(WHAT THE TASK REQUIRES):
Would you set down every entry shown below, precisely as written?

— start of RECORDS —

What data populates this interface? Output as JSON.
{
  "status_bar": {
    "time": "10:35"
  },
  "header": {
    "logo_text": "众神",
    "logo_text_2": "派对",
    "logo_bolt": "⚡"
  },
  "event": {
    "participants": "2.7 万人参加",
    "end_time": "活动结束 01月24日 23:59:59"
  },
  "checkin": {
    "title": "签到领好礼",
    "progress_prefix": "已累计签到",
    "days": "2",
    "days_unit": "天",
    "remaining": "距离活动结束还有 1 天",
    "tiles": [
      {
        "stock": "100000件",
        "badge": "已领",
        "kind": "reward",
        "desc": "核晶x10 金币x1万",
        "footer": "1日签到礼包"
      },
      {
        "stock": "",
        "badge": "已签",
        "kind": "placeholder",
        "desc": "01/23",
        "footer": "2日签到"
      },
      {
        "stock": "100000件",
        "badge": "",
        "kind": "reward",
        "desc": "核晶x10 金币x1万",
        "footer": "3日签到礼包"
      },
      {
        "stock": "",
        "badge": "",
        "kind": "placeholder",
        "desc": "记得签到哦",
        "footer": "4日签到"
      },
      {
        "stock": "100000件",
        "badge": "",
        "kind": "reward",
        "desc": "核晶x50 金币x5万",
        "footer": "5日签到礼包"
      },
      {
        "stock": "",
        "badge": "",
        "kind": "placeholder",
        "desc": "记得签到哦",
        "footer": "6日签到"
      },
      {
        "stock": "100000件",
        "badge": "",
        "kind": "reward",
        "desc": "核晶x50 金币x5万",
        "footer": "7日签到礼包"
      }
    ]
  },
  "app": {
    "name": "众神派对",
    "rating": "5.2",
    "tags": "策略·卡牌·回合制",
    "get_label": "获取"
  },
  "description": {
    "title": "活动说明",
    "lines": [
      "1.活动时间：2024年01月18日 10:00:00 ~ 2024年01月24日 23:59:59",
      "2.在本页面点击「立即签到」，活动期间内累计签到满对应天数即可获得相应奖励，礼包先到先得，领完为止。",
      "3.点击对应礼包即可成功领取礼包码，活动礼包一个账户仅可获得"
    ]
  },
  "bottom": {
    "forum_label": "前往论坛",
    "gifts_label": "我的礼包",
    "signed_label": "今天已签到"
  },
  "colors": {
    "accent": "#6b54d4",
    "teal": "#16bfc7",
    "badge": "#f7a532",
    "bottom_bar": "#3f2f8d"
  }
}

— end of RECORDS —

(OUTPUT BELOW):
What data populates this interface? Output as JSON.
{
  "status_bar": {
    "time": "10:35"
  },
  "header": {
    "logo_text": "众神",
    "logo_text_2": "派对",
    "logo_bolt": "⚡"
  },
  "event": {
    "participants": "2.7 万人参加",
    "end_time": "活动结束 01月24日 23:59:59"
  },
  "checkin": {
    "title": "签到领好礼",
    "progress_prefix": "已累计签到",
    "days": "2",
    "days_unit": "天",
    "remaining": "距离活动结束还有 1 天",
    "tiles": [
      {
        "stock": "100000件",
        "badge": "已领",
        "kind": "reward",
        "desc": "核晶x10 金币x1万",
        "footer": "1日签到礼包"
      },
      {
        "stock": "",
        "badge": "已签",
        "kind": "placeholder",
        "desc": "01/23",
        "footer": "2日签到"
      },
      {
        "stock": "100000件",
        "badge": "",
        "kind": "reward",
        "desc": "核晶x10 金币x1万",
        "footer": "3日签到礼包"
      },
      {
        "stock": "",
        "badge": "",
        "kind": "placeholder",
        "desc": "记得签到哦",
        "footer": "4日签到"
      },
      {
        "stock": "100000件",
        "badge": "",
        "kind": "reward",
        "desc": "核晶x50 金币x5万",
        "footer": "5日签到礼包"
      },
      {
        "stock": "",
        "badge": "",
        "kind": "placeholder",
        "desc": "记得签到哦",
        "footer": "6日签到"
      },
      {
        "stock": "100000件",
        "badge": "",
        "kind": "reward",
        "desc": "核晶x50 金币x5万",
        "footer": "7日签到礼包"
      }
    ]
  },
  "app": {
    "name": "众神派对",
    "rating": "5.2",
    "tags": "策略·卡牌·回合制",
    "get_label": "获取"
  },
  "description": {
    "title": "活动说明",
    "lines": [
      "1.活动时间：2024年01月18日 10:00:00 ~ 2024年01月24日 23:59:59",
      "2.在本页面点击「立即签到」，活动期间内累计签到满对应天数即可获得相应奖励，礼包先到先得，领完为止。",
      "3.点击对应礼包即可成功领取礼包码，活动礼包一个账户仅可获得"
    ]
  },
  "bottom": {
    "forum_label": "前往论坛",
    "gifts_label": "我的礼包",
    "signed_label": "今天已签到"
  },
  "colors": {
    "accent": "#6b54d4",
    "teal": "#16bfc7",
    "badge": "#f7a532",
    "bottom_bar": "#3f2f8d"
  }
}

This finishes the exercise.